■ INSTRUÇÃO 1: Extraia, sem alterar nada, as linhas fornecidas desde a que contém "- panel-tab-ftem[interactable]: FTEM: [1046, 361, 1138, 401]" até à que contém "- nav-cycle[interactable]: Cycle: [223, 0, 320, 48]", incluindo ambas.

Nós, os Jovens. Discurso aos vindouros

Nós, os Jovens. Discurso aos vindouros


No meio da tragédia que vemos ser representada por figuras de opereta, ainda temos de levar com a propaganda das boas almas. E nunca isto é mais evidentente do que quando ocorrem celebrações encomendadas. Como essa que, por ocasião dos 30 anos do jornal Público, viu um escritor envergar a sua juventude como um diploma ou bandeira e debitar em jeitode…


 

E talvez vós sejais um pouco parecidos connosco,

vós que eu vejo a vir, vós os novos filósofos

Nietzsche

 

Estão constantemente a dar-nos lições, estes velhos de todas as idades. Com os seus discursos carregados de sabedoria, a transbordar de saber, dizem-nos que a juventude é coisa de futuro, de esperança, de luta, que o amanhã é nosso, deles, desses jovens que eles sonham – mas que sonho tão pobre, tão curto, sem nenhum delírio, sem nenhum excesso –, desses jovens de quem falam como se falassem por eles.

Estamos já tão fartos desta lição, de todas estas lições, destes conselhos, de todas estas palavras que neles, nesses velhos de qualquer idade, sabem sempre a peça de antiquário, mesmo quando se querem novos, jovens, como nós. Não se fartam, eles? Não se fartam da esperança – mas nunca leram Kafka, esse jovem sem saída, esse riso que salta do inferno do século XX: “Há muita esperança – mas não para nós” –, não se fartam do futuro, não se fartam do progresso que, dizem-nos, nós teremos que transportar, que seria a nossa responsabilidade, nós que, segundo eles, estamos sempre do lado certo, do lado do futuro? Não se fartam de toda esta sabedoria prêt-à-porter com que estão constantemente a dar-nos lições?

■ LINHAS FORNECIDAS:
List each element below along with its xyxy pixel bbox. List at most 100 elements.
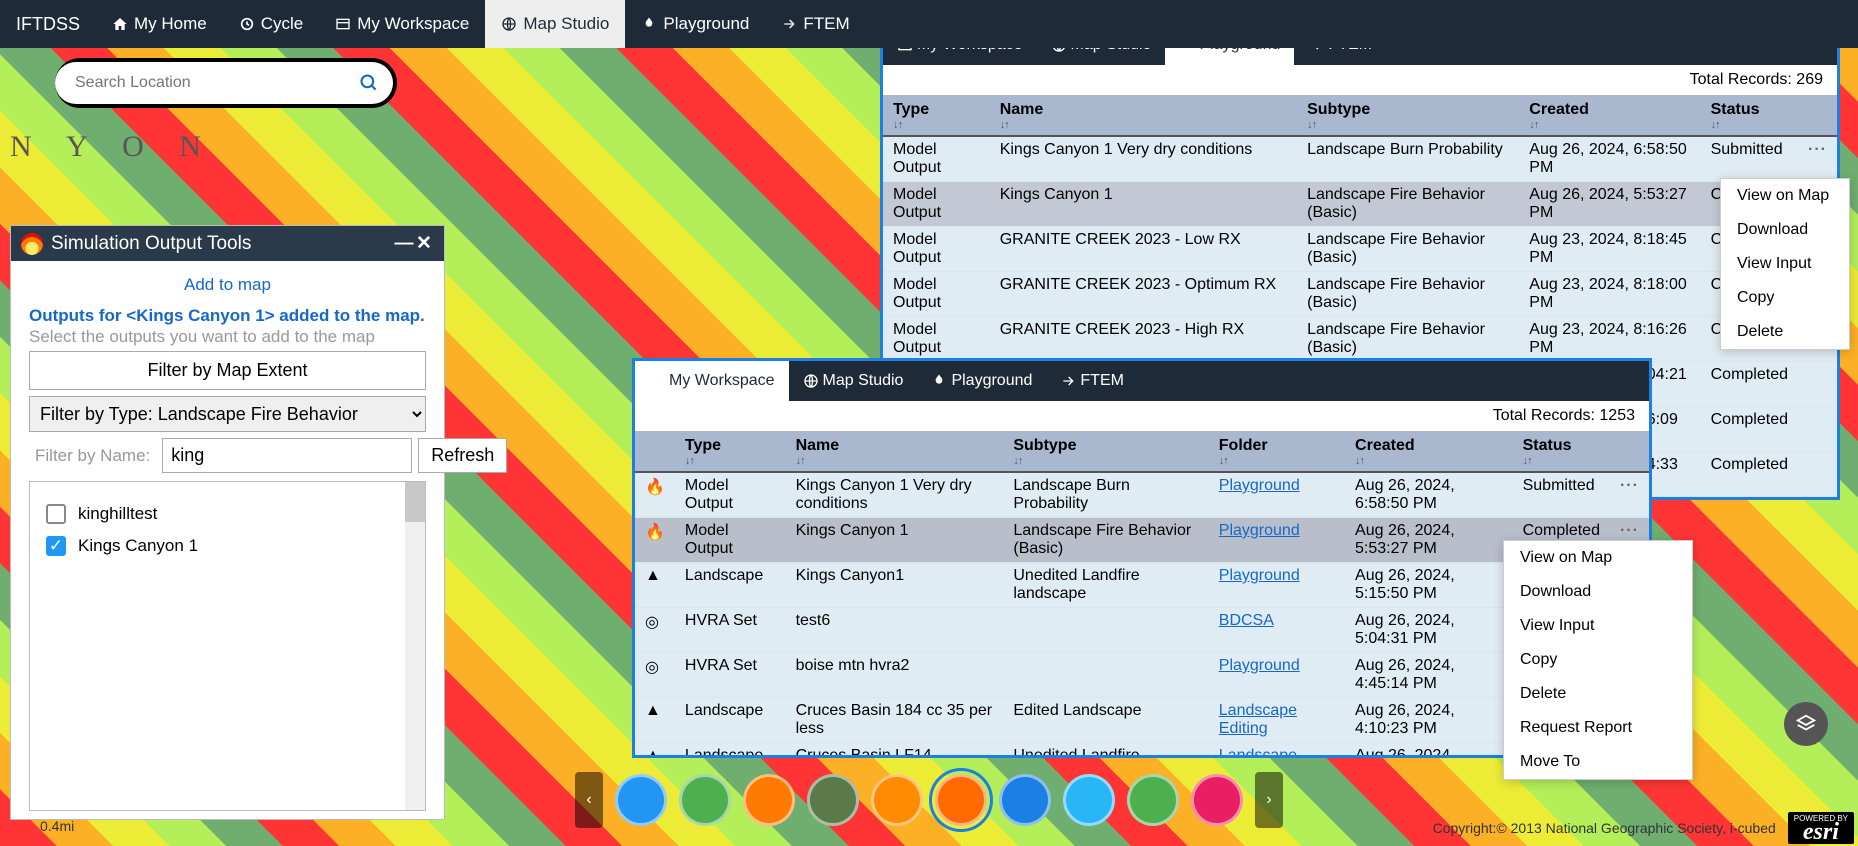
- panel-tab-ftem[interactable]: FTEM: [1046, 361, 1138, 401]
- table-row[interactable]: Model OutputGRANITE CREEK 2023 - Low RXL…: [883, 227, 1837, 272]
- search-input[interactable]: [55, 62, 375, 104]
- toolbar-prev-button[interactable]: ‹: [575, 772, 603, 828]
- cell-type: HVRA Set: [675, 653, 786, 698]
- toolbar-tool-9[interactable]: [1191, 774, 1243, 826]
- filter-name-input[interactable]: [162, 438, 412, 473]
- column-header[interactable]: Created↓↑: [1519, 95, 1700, 136]
- table-row[interactable]: 🔥Model OutputKings Canyon 1 Very dry con…: [635, 472, 1649, 518]
- esri-logo: esri: [1803, 819, 1839, 845]
- cell-type: Model Output: [883, 317, 990, 362]
- table-row[interactable]: Model OutputGRANITE CREEK 2023 - High RX…: [883, 317, 1837, 362]
- table-row[interactable]: 🔥Model OutputKings Canyon 1Landscape Fir…: [635, 518, 1649, 563]
- nav-playground[interactable]: Playground: [625, 0, 765, 48]
- table-row[interactable]: ▲LandscapeCruces Basin 184 cc 35 per les…: [635, 698, 1649, 743]
- toolbar-next-button[interactable]: ›: [1255, 772, 1283, 828]
- menu-item-view-on-map[interactable]: View on Map: [1721, 179, 1849, 213]
- column-header[interactable]: [1610, 431, 1649, 472]
- column-header[interactable]: Type↓↑: [675, 431, 786, 472]
- nav-ftem[interactable]: FTEM: [765, 0, 865, 48]
- menu-item-copy[interactable]: Copy: [1504, 643, 1692, 677]
- scrollbar[interactable]: [405, 482, 425, 810]
- output-list-item[interactable]: kinghilltest: [42, 498, 413, 530]
- menu-item-view-input[interactable]: View Input: [1504, 609, 1692, 643]
- column-header[interactable]: Status↓↑: [1701, 95, 1798, 136]
- attribution-text: Copyright:© 2013 National Geographic Soc…: [1433, 820, 1776, 836]
- checkbox[interactable]: [46, 504, 66, 524]
- folder-link[interactable]: Playground: [1219, 522, 1300, 539]
- type-icon: ▲: [645, 747, 661, 758]
- type-icon: ◎: [645, 614, 659, 631]
- column-header[interactable]: [1798, 95, 1837, 136]
- nav-cycle[interactable]: Cycle: [223, 0, 320, 48]
- menu-item-delete[interactable]: Delete: [1504, 677, 1692, 711]
- cell-icon: ▲: [635, 743, 675, 759]
- menu-item-delete[interactable]: Delete: [1721, 315, 1849, 349]
- toolbar-tool-8[interactable]: [1127, 774, 1179, 826]
- table-row[interactable]: ◎HVRA Settest6BDCSAAug 26, 2024, 5:04:31…: [635, 608, 1649, 653]
- cell-created: Aug 23, 2024, 8:18:00 PM: [1519, 272, 1700, 317]
- folder-link[interactable]: Playground: [1219, 567, 1300, 584]
- column-header[interactable]: Created↓↑: [1345, 431, 1513, 472]
- cell-folder: Landscape Editing: [1209, 743, 1345, 759]
- column-header[interactable]: Status↓↑: [1513, 431, 1610, 472]
- table-row[interactable]: ▲LandscapeCruces Basin LF14Unedited Land…: [635, 743, 1649, 759]
- panel-tab-my-workspace[interactable]: My Workspace: [635, 361, 789, 401]
- folder-link[interactable]: BDCSA: [1219, 612, 1274, 629]
- search-icon[interactable]: [345, 62, 393, 104]
- column-header[interactable]: Folder↓↑: [1209, 431, 1345, 472]
- menu-item-view-input[interactable]: View Input: [1721, 247, 1849, 281]
- menu-item-copy[interactable]: Copy: [1721, 281, 1849, 315]
- menu-item-request-report[interactable]: Request Report: [1504, 711, 1692, 745]
- layer-info-button[interactable]: [1784, 702, 1828, 746]
- menu-item-download[interactable]: Download: [1504, 575, 1692, 609]
- folder-link[interactable]: Landscape Editing: [1219, 747, 1297, 758]
- output-list-item[interactable]: ✓Kings Canyon 1: [42, 530, 413, 562]
- row-actions-button[interactable]: ···: [1620, 522, 1639, 539]
- panel-tab-playground[interactable]: Playground: [917, 361, 1046, 401]
- toolbar-tool-3[interactable]: [807, 774, 859, 826]
- filter-map-extent-button[interactable]: Filter by Map Extent: [29, 351, 426, 390]
- panel-tab-map-studio[interactable]: Map Studio: [789, 361, 918, 401]
- toolbar-tool-4[interactable]: [871, 774, 923, 826]
- table-row[interactable]: ◎HVRA Setboise mtn hvra2PlaygroundAug 26…: [635, 653, 1649, 698]
- toolbar-tool-7[interactable]: [1063, 774, 1115, 826]
- row-actions-button[interactable]: ···: [1808, 141, 1827, 158]
- menu-item-move-to[interactable]: Move To: [1504, 745, 1692, 779]
- menu-item-download[interactable]: Download: [1721, 213, 1849, 247]
- toolbar-tool-5[interactable]: [935, 774, 987, 826]
- toolbar-tool-1[interactable]: [679, 774, 731, 826]
- table-row[interactable]: Model OutputGRANITE CREEK 2023 - Optimum…: [883, 272, 1837, 317]
- nav-map-studio[interactable]: Map Studio: [485, 0, 625, 48]
- minimize-button[interactable]: —: [394, 233, 414, 255]
- folder-link[interactable]: Playground: [1219, 477, 1300, 494]
- toolbar-tool-6[interactable]: [999, 774, 1051, 826]
- menu-item-view-on-map[interactable]: View on Map: [1504, 541, 1692, 575]
- table-row[interactable]: Model OutputKings Canyon 1 Very dry cond…: [883, 136, 1837, 182]
- folder-link[interactable]: Playground: [1219, 657, 1300, 674]
- toolbar-tool-2[interactable]: [743, 774, 795, 826]
- refresh-button[interactable]: Refresh: [418, 438, 507, 473]
- column-header[interactable]: Type↓↑: [883, 95, 990, 136]
- panel-header: Simulation Output Tools — ✕: [11, 226, 444, 261]
- column-header[interactable]: Name↓↑: [786, 431, 1004, 472]
- cell-folder: Playground: [1209, 518, 1345, 563]
- panel-nav: My WorkspaceMap StudioPlaygroundFTEM: [635, 361, 1649, 401]
- add-to-map-link[interactable]: Add to map: [29, 269, 426, 305]
- row-actions-button[interactable]: ···: [1620, 477, 1639, 494]
- close-button[interactable]: ✕: [414, 232, 434, 255]
- checkbox[interactable]: ✓: [46, 536, 66, 556]
- cell-icon: ▲: [635, 563, 675, 608]
- column-header[interactable]: [635, 431, 675, 472]
- nav-my-home[interactable]: My Home: [96, 0, 223, 48]
- folder-link[interactable]: Landscape Editing: [1219, 702, 1297, 737]
- cell-created: Aug 26, 2024, 6:58:50 PM: [1345, 472, 1513, 518]
- toolbar-tool-0[interactable]: [615, 774, 667, 826]
- sort-icon: ↓↑: [1013, 455, 1198, 467]
- column-header[interactable]: Subtype↓↑: [1297, 95, 1519, 136]
- table-row[interactable]: ▲LandscapeKings Canyon1Unedited Landfire…: [635, 563, 1649, 608]
- nav-my-workspace[interactable]: My Workspace: [319, 0, 485, 48]
- column-header[interactable]: Subtype↓↑: [1003, 431, 1208, 472]
- filter-type-select[interactable]: Filter by Type: Landscape Fire Behavior: [29, 396, 426, 432]
- column-header[interactable]: Name↓↑: [990, 95, 1297, 136]
- table-row[interactable]: Model OutputKings Canyon 1Landscape Fire…: [883, 182, 1837, 227]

■ INSTRUÇÃO 2: De que coisas os velhos não se fartam, segundo as perguntas do texto? Enumere todas.

■ RESPOSTA FINAL 1:
- panel-tab-ftem[interactable]: FTEM: [1046, 361, 1138, 401]
- table-row[interactable]: Model OutputGRANITE CREEK 2023 - Low RXL…: [883, 227, 1837, 272]
- search-input[interactable]: [55, 62, 375, 104]
- toolbar-prev-button[interactable]: ‹: [575, 772, 603, 828]
- cell-type: HVRA Set: [675, 653, 786, 698]
- toolbar-tool-9[interactable]: [1191, 774, 1243, 826]
- filter-name-input[interactable]: [162, 438, 412, 473]
- column-header[interactable]: Created↓↑: [1519, 95, 1700, 136]
- table-row[interactable]: 🔥Model OutputKings Canyon 1 Very dry con…: [635, 472, 1649, 518]
- esri-logo: esri: [1803, 819, 1839, 845]
- cell-type: Model Output: [883, 317, 990, 362]
- table-row[interactable]: Model OutputGRANITE CREEK 2023 - High RX…: [883, 317, 1837, 362]
- table-row[interactable]: 🔥Model OutputKings Canyon 1Landscape Fir…: [635, 518, 1649, 563]
- nav-playground[interactable]: Playground: [625, 0, 765, 48]
- table-row[interactable]: ▲LandscapeCruces Basin 184 cc 35 per les…: [635, 698, 1649, 743]
- toolbar-next-button[interactable]: ›: [1255, 772, 1283, 828]
- menu-item-view-on-map[interactable]: View on Map: [1721, 179, 1849, 213]
- column-header[interactable]: [1610, 431, 1649, 472]
- column-header[interactable]: Type↓↑: [675, 431, 786, 472]
- nav-ftem[interactable]: FTEM: [765, 0, 865, 48]
- menu-item-copy[interactable]: Copy: [1504, 643, 1692, 677]
- scrollbar[interactable]: [405, 482, 425, 810]
- output-list-item[interactable]: kinghilltest: [42, 498, 413, 530]
- menu-item-view-input[interactable]: View Input: [1504, 609, 1692, 643]
- column-header[interactable]: Status↓↑: [1701, 95, 1798, 136]
- attribution-text: Copyright:© 2013 National Geographic Soc…: [1433, 820, 1776, 836]
- checkbox[interactable]: [46, 504, 66, 524]
- folder-link[interactable]: Playground: [1219, 522, 1300, 539]
- type-icon: ▲: [645, 747, 661, 758]
- type-icon: ◎: [645, 614, 659, 631]
- column-header[interactable]: [1798, 95, 1837, 136]
- nav-cycle[interactable]: Cycle: [223, 0, 320, 48]

■ RESPOSTA FINAL 2:
- da esperança
- do futuro
- do progresso
- de toda esta sabedoria prêt-à-porter